◆ THE TASK: Print all the data, keeping every line exactly as it is.

◆ RAW DATA:

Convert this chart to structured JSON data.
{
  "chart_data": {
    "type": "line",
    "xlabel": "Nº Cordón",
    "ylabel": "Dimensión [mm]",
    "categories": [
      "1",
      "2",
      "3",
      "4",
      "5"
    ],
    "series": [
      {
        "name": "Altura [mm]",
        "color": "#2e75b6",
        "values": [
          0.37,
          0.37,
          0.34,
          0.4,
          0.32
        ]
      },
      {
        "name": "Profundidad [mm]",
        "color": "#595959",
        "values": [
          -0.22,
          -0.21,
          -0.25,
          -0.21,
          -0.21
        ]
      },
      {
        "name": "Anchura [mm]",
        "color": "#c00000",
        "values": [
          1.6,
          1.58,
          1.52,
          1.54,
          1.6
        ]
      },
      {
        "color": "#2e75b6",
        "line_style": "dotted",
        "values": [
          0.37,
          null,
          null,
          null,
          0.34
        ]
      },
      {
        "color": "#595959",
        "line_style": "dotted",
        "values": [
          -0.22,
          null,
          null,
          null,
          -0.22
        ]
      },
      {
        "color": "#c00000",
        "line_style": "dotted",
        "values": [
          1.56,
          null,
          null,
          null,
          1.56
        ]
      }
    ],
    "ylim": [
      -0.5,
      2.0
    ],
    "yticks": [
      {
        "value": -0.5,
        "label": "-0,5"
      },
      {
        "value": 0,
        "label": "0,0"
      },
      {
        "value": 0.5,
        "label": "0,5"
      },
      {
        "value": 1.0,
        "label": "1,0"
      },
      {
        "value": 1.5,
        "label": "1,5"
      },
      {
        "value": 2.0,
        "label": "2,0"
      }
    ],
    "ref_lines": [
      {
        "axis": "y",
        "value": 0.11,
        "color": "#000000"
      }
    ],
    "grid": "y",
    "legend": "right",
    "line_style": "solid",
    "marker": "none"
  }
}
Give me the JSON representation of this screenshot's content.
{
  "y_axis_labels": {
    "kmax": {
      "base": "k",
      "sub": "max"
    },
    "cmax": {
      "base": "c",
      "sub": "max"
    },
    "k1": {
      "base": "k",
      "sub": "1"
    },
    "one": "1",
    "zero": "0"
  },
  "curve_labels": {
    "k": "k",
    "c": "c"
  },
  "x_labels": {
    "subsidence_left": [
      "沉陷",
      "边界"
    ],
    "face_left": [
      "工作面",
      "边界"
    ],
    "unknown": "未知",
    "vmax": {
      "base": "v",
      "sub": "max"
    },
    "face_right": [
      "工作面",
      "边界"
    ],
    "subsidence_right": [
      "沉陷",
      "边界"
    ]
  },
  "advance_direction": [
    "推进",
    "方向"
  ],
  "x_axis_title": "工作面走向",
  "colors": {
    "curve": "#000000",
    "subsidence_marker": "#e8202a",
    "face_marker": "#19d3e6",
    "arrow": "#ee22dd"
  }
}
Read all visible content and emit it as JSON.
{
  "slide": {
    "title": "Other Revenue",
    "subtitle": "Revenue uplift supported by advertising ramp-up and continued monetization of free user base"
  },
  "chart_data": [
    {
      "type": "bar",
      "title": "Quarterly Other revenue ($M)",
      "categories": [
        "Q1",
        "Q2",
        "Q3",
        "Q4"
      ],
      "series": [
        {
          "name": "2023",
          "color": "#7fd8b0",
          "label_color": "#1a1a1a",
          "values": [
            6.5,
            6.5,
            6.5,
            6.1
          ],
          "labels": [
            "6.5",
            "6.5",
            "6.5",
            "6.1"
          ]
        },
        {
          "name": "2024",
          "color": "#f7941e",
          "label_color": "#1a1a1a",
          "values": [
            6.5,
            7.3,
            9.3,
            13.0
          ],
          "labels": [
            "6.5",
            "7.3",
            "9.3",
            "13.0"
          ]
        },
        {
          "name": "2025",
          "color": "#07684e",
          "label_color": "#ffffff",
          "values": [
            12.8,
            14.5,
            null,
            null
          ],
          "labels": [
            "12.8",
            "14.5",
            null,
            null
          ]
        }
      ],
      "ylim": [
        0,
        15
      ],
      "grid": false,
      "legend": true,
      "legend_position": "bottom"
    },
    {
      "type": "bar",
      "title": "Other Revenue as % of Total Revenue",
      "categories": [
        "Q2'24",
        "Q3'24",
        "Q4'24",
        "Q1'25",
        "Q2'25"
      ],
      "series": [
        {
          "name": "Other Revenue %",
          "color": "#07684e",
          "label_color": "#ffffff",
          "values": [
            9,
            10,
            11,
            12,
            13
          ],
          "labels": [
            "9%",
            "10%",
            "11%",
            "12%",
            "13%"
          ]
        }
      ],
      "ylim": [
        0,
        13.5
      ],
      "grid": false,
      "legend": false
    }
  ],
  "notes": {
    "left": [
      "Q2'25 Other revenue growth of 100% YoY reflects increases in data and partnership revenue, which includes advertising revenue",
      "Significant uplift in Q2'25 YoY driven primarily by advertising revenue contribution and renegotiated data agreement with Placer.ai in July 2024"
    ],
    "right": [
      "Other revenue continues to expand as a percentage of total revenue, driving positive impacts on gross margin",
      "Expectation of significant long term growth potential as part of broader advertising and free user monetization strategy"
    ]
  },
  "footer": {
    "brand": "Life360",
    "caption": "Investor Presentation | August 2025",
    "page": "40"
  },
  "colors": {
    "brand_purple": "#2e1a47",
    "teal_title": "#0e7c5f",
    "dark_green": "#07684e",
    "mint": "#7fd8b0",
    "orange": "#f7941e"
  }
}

◆ TASK RESULT:
Convert this chart to structured JSON data.
{
  "chart_data": {
    "type": "line",
    "xlabel": "Nº Cordón",
    "ylabel": "Dimensión [mm]",
    "categories": [
      "1",
      "2",
      "3",
      "4",
      "5"
    ],
    "series": [
      {
        "name": "Altura [mm]",
        "color": "#2e75b6",
        "values": [
          0.37,
          0.37,
          0.34,
          0.4,
          0.32
        ]
      },
      {
        "name": "Profundidad [mm]",
        "color": "#595959",
        "values": [
          -0.22,
          -0.21,
          -0.25,
          -0.21,
          -0.21
        ]
      },
      {
        "name": "Anchura [mm]",
        "color": "#c00000",
        "values": [
          1.6,
          1.58,
          1.52,
          1.54,
          1.6
        ]
      },
      {
        "color": "#2e75b6",
        "line_style": "dotted",
        "values": [
          0.37,
          null,
          null,
          null,
          0.34
        ]
      },
      {
        "color": "#595959",
        "line_style": "dotted",
        "values": [
          -0.22,
          null,
          null,
          null,
          -0.22
        ]
      },
      {
        "color": "#c00000",
        "line_style": "dotted",
        "values": [
          1.56,
          null,
          null,
          null,
          1.56
        ]
      }
    ],
    "ylim": [
      -0.5,
      2.0
    ],
    "yticks": [
      {
        "value": -0.5,
        "label": "-0,5"
      },
      {
        "value": 0,
        "label": "0,0"
      },
      {
        "value": 0.5,
        "label": "0,5"
      },
      {
        "value": 1.0,
        "label": "1,0"
      },
      {
        "value": 1.5,
        "label": "1,5"
      },
      {
        "value": 2.0,
        "label": "2,0"
      }
    ],
    "ref_lines": [
      {
        "axis": "y",
        "value": 0.11,
        "color": "#000000"
      }
    ],
    "grid": "y",
    "legend": "right",
    "line_style": "solid",
    "marker": "none"
  }
}
Give me the JSON representation of this screenshot's content.
{
  "y_axis_labels": {
    "kmax": {
      "base": "k",
      "sub": "max"
    },
    "cmax": {
      "base": "c",
      "sub": "max"
    },
    "k1": {
      "base": "k",
      "sub": "1"
    },
    "one": "1",
    "zero": "0"
  },
  "curve_labels": {
    "k": "k",
    "c": "c"
  },
  "x_labels": {
    "subsidence_left": [
      "沉陷",
      "边界"
    ],
    "face_left": [
      "工作面",
      "边界"
    ],
    "unknown": "未知",
    "vmax": {
      "base": "v",
      "sub": "max"
    },
    "face_right": [
      "工作面",
      "边界"
    ],
    "subsidence_right": [
      "沉陷",
      "边界"
    ]
  },
  "advance_direction": [
    "推进",
    "方向"
  ],
  "x_axis_title": "工作面走向",
  "colors": {
    "curve": "#000000",
    "subsidence_marker": "#e8202a",
    "face_marker": "#19d3e6",
    "arrow": "#ee22dd"
  }
}
Read all visible content and emit it as JSON.
{
  "slide": {
    "title": "Other Revenue",
    "subtitle": "Revenue uplift supported by advertising ramp-up and continued monetization of free user base"
  },
  "chart_data": [
    {
      "type": "bar",
      "title": "Quarterly Other revenue ($M)",
      "categories": [
        "Q1",
        "Q2",
        "Q3",
        "Q4"
      ],
      "series": [
        {
          "name": "2023",
          "color": "#7fd8b0",
          "label_color": "#1a1a1a",
          "values": [
            6.5,
            6.5,
            6.5,
            6.1
          ],
          "labels": [
            "6.5",
            "6.5",
            "6.5",
            "6.1"
          ]
        },
        {
          "name": "2024",
          "color": "#f7941e",
          "label_color": "#1a1a1a",
          "values": [
            6.5,
            7.3,
            9.3,
            13.0
          ],
          "labels": [
            "6.5",
            "7.3",
            "9.3",
            "13.0"
          ]
        },
        {
          "name": "2025",
          "color": "#07684e",
          "label_color": "#ffffff",
          "values": [
            12.8,
            14.5,
            null,
            null
          ],
          "labels": [
            "12.8",
            "14.5",
            null,
            null
          ]
        }
      ],
      "ylim": [
        0,
        15
      ],
      "grid": false,
      "legend": true,
      "legend_position": "bottom"
    },
    {
      "type": "bar",
      "title": "Other Revenue as % of Total Revenue",
      "categories": [
        "Q2'24",
        "Q3'24",
        "Q4'24",
        "Q1'25",
        "Q2'25"
      ],
      "series": [
        {
          "name": "Other Revenue %",
          "color": "#07684e",
          "label_color": "#ffffff",
          "values": [
            9,
            10,
            11,
            12,
            13
          ],
          "labels": [
            "9%",
            "10%",
            "11%",
            "12%",
            "13%"
          ]
        }
      ],
      "ylim": [
        0,
        13.5
      ],
      "grid": false,
      "legend": false
    }
  ],
  "notes": {
    "left": [
      "Q2'25 Other revenue growth of 100% YoY reflects increases in data and partnership revenue, which includes advertising revenue",
      "Significant uplift in Q2'25 YoY driven primarily by advertising revenue contribution and renegotiated data agreement with Placer.ai in July 2024"
    ],
    "right": [
      "Other revenue continues to expand as a percentage of total revenue, driving positive impacts on gross margin",
      "Expectation of significant long term growth potential as part of broader advertising and free user monetization strategy"
    ]
  },
  "footer": {
    "brand": "Life360",
    "caption": "Investor Presentation | August 2025",
    "page": "40"
  },
  "colors": {
    "brand_purple": "#2e1a47",
    "teal_title": "#0e7c5f",
    "dark_green": "#07684e",
    "mint": "#7fd8b0",
    "orange": "#f7941e"
  }
}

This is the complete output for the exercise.